▸ **Brief**: Copy out, word for word, the lines from the start of the items up to and including the line with "252, 603, 288]".

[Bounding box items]
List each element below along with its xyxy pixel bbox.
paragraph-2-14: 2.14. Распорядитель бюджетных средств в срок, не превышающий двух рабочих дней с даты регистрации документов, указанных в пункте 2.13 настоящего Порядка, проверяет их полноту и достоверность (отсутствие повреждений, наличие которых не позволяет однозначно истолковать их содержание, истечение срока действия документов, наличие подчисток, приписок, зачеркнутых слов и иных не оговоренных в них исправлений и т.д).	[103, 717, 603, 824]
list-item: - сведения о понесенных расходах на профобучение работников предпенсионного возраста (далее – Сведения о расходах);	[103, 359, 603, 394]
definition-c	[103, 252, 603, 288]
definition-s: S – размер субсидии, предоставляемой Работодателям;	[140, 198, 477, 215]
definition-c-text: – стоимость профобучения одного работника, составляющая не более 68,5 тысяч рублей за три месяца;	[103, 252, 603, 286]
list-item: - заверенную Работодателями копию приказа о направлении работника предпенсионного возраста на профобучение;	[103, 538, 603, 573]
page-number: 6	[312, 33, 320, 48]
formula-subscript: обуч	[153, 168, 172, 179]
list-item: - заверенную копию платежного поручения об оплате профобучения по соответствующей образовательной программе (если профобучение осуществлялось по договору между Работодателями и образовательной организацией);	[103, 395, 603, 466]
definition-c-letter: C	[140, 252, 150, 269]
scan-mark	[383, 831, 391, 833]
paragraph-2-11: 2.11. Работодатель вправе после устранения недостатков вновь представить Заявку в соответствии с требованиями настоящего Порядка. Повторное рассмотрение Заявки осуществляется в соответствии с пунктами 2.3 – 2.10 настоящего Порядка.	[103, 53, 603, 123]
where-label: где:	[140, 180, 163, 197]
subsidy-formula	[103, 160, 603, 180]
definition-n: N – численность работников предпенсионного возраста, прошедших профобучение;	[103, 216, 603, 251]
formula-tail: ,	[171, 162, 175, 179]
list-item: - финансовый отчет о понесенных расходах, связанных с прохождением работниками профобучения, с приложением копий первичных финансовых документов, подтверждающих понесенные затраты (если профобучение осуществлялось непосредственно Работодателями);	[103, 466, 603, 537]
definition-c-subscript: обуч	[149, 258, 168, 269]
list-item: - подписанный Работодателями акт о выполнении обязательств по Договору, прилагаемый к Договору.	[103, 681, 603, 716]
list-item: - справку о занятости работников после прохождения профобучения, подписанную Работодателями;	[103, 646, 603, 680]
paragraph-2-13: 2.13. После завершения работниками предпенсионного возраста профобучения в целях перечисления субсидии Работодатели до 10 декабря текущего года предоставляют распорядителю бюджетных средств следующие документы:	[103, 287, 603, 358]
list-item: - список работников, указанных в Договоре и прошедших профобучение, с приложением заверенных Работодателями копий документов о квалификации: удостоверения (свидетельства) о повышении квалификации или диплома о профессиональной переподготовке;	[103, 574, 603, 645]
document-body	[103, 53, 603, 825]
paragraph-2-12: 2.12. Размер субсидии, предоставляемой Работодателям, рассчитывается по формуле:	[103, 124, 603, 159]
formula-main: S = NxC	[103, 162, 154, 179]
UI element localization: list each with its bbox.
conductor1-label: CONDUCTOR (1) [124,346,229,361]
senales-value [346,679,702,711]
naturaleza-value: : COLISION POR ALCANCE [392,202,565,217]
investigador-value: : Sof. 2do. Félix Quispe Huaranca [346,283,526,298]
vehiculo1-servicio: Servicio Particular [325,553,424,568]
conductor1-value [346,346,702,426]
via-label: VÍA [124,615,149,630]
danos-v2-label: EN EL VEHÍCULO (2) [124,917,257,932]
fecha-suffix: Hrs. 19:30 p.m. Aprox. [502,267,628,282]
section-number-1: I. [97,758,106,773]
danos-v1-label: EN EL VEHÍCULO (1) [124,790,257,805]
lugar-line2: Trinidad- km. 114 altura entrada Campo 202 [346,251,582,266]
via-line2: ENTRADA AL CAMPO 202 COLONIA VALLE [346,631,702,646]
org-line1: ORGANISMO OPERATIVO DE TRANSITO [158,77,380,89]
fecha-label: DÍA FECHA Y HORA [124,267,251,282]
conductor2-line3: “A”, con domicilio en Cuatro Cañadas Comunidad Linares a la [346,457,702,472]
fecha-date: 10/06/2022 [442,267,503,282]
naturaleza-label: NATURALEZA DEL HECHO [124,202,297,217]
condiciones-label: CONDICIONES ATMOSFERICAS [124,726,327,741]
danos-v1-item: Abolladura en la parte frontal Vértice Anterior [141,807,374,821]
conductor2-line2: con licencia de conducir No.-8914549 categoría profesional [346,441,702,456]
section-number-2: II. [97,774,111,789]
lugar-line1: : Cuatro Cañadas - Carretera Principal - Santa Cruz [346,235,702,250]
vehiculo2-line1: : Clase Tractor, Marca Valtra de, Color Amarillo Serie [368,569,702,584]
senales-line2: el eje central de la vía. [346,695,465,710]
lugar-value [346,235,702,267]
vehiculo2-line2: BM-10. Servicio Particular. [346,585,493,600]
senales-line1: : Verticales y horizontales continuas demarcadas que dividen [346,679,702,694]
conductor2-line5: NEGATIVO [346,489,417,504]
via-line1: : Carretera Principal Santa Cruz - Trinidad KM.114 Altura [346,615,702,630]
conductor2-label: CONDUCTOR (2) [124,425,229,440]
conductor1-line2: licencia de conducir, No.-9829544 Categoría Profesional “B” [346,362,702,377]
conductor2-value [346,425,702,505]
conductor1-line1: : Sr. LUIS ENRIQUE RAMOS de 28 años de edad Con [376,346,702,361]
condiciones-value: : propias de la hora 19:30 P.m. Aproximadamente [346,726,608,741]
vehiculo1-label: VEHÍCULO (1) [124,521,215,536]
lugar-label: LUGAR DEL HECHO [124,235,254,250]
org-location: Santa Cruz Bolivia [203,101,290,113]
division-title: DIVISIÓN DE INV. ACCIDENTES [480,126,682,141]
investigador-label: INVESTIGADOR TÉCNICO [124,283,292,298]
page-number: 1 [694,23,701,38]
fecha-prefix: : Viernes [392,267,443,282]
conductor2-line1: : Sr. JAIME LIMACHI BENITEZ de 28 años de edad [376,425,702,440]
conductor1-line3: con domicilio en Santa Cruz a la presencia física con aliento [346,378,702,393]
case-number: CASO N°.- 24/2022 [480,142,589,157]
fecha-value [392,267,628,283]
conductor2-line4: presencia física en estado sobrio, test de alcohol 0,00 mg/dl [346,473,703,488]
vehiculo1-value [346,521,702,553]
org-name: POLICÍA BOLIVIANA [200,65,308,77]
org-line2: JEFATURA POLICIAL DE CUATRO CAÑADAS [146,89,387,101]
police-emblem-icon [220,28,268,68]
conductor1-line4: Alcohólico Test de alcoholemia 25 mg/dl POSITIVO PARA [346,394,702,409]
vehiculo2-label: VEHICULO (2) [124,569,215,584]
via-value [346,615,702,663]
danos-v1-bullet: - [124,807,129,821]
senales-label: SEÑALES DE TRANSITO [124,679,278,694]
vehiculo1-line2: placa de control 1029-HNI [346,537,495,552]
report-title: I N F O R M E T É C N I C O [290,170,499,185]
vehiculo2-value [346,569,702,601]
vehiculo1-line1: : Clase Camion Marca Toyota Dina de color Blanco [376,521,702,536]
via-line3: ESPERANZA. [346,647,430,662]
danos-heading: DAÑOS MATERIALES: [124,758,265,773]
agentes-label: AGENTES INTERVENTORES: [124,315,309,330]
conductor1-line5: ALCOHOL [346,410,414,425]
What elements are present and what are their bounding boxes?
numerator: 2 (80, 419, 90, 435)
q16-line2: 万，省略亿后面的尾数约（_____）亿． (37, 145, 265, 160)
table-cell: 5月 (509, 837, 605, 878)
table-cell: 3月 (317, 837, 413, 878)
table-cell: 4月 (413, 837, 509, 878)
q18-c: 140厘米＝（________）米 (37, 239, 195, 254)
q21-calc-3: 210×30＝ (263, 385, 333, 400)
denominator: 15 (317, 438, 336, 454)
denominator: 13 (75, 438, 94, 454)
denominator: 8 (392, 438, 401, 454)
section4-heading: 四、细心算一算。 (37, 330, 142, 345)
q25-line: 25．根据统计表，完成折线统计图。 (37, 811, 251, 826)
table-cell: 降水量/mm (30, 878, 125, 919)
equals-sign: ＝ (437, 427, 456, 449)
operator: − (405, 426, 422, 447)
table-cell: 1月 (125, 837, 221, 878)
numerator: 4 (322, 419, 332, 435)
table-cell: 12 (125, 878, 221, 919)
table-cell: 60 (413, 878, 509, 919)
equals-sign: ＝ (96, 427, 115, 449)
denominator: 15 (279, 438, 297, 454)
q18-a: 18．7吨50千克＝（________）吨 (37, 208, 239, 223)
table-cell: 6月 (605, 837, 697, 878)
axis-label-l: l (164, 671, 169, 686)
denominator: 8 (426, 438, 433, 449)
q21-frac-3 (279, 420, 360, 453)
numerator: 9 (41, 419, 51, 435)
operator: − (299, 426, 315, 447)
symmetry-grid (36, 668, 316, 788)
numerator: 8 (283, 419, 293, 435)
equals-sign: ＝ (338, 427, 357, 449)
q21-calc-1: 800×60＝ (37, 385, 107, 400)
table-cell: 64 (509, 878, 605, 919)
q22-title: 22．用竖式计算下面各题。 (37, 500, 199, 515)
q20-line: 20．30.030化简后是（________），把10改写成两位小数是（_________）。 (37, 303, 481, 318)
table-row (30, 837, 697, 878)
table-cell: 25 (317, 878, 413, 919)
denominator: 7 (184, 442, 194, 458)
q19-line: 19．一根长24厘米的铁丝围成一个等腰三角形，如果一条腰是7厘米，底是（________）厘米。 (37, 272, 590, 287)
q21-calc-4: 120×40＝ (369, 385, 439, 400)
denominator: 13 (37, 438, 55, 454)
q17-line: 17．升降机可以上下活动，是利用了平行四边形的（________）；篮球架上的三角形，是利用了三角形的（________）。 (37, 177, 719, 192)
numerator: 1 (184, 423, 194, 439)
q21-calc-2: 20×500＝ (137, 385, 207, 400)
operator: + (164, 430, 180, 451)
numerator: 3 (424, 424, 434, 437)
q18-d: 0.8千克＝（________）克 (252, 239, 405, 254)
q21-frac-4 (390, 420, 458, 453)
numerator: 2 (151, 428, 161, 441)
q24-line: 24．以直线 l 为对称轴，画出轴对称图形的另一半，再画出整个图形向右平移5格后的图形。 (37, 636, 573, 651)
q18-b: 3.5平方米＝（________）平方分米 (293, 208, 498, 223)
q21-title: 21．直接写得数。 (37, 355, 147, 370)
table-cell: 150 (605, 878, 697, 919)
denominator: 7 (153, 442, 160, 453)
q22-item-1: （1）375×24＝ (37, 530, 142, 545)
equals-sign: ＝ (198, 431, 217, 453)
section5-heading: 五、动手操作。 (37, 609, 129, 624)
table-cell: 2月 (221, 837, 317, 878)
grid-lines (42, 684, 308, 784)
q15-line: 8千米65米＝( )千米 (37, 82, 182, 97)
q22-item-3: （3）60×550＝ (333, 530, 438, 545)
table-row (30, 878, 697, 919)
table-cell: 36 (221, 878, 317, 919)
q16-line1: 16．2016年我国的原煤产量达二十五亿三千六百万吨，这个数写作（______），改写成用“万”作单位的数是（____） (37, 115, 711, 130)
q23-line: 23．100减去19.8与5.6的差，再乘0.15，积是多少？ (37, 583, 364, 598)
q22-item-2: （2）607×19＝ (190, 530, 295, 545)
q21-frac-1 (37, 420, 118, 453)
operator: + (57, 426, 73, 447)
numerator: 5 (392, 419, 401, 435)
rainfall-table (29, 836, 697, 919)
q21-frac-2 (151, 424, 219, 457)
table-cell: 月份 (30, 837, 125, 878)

▸ **Written reply**:
List each element below along with its xyxy pixel bbox.
paragraph-2-14: 2.14. Распорядитель бюджетных средств в срок, не превышающий двух рабочих дней с даты регистрации документов, указанных в пункте 2.13 настоящего Порядка, проверяет их полноту и достоверность (отсутствие повреждений, наличие которых не позволяет однозначно истолковать их содержание, истечение срока действия документов, наличие подчисток, приписок, зачеркнутых слов и иных не оговоренных в них исправлений и т.д).	[103, 717, 603, 824]
list-item: - сведения о понесенных расходах на профобучение работников предпенсионного возраста (далее – Сведения о расходах);	[103, 359, 603, 394]
definition-c	[103, 252, 603, 288]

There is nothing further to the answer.